» **Stored entries**

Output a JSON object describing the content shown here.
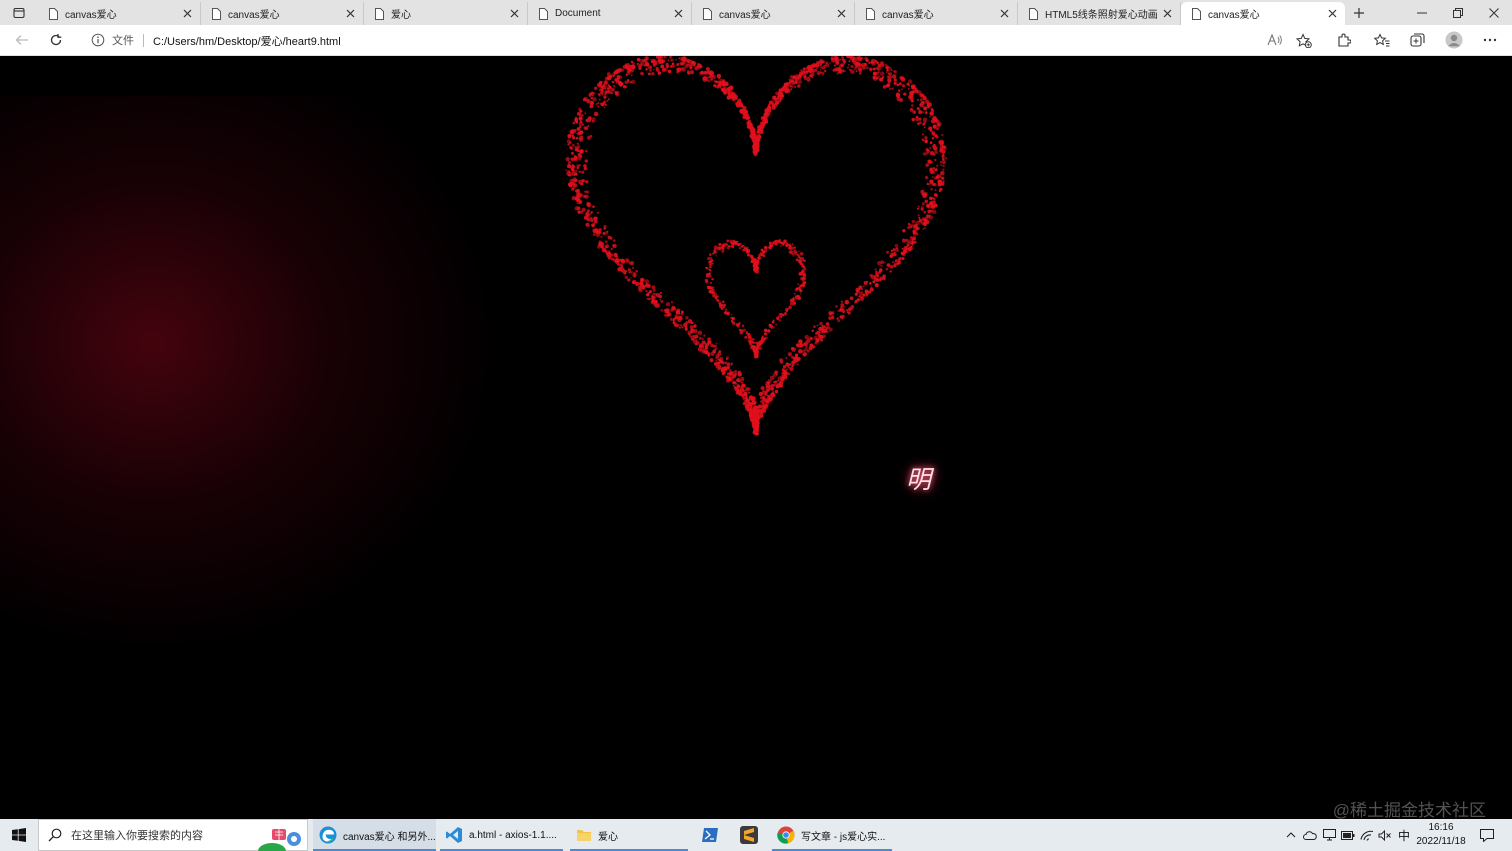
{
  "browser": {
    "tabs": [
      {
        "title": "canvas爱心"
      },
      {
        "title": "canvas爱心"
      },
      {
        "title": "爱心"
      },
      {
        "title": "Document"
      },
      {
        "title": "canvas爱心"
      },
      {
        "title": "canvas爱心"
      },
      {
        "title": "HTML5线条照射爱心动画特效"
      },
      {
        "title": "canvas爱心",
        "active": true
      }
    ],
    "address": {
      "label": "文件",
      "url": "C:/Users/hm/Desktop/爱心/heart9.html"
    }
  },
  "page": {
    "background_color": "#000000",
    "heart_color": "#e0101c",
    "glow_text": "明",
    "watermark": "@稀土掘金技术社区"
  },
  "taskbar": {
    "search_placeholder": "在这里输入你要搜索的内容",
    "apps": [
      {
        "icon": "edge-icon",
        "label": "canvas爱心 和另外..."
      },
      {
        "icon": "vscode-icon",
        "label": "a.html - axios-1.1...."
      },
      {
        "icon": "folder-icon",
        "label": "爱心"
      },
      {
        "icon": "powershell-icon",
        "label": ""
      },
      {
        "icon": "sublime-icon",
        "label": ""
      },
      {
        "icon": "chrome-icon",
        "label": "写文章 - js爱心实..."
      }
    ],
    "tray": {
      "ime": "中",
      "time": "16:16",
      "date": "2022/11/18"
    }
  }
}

» **CHALLENGE**
The records above must be echoed exactly, minus their pictures.

» **ANSWER TO THIS TASK**
Output a JSON object describing the content shown here.
{
  "browser": {
    "tabs": [
      {
        "title": "canvas爱心"
      },
      {
        "title": "canvas爱心"
      },
      {
        "title": "爱心"
      },
      {
        "title": "Document"
      },
      {
        "title": "canvas爱心"
      },
      {
        "title": "canvas爱心"
      },
      {
        "title": "HTML5线条照射爱心动画特效"
      },
      {
        "title": "canvas爱心",
        "active": true
      }
    ],
    "address": {
      "label": "文件",
      "url": "C:/Users/hm/Desktop/爱心/heart9.html"
    }
  },
  "page": {
    "background_color": "#000000",
    "heart_color": "#e0101c",
    "glow_text": "明",
    "watermark": "@稀土掘金技术社区"
  },
  "taskbar": {
    "search_placeholder": "在这里输入你要搜索的内容",
    "apps": [
      {
        "icon": "edge-icon",
        "label": "canvas爱心 和另外..."
      },
      {
        "icon": "vscode-icon",
        "label": "a.html - axios-1.1...."
      },
      {
        "icon": "folder-icon",
        "label": "爱心"
      },
      {
        "icon": "powershell-icon",
        "label": ""
      },
      {
        "icon": "sublime-icon",
        "label": ""
      },
      {
        "icon": "chrome-icon",
        "label": "写文章 - js爱心实..."
      }
    ],
    "tray": {
      "ime": "中",
      "time": "16:16",
      "date": "2022/11/18"
    }
  }
}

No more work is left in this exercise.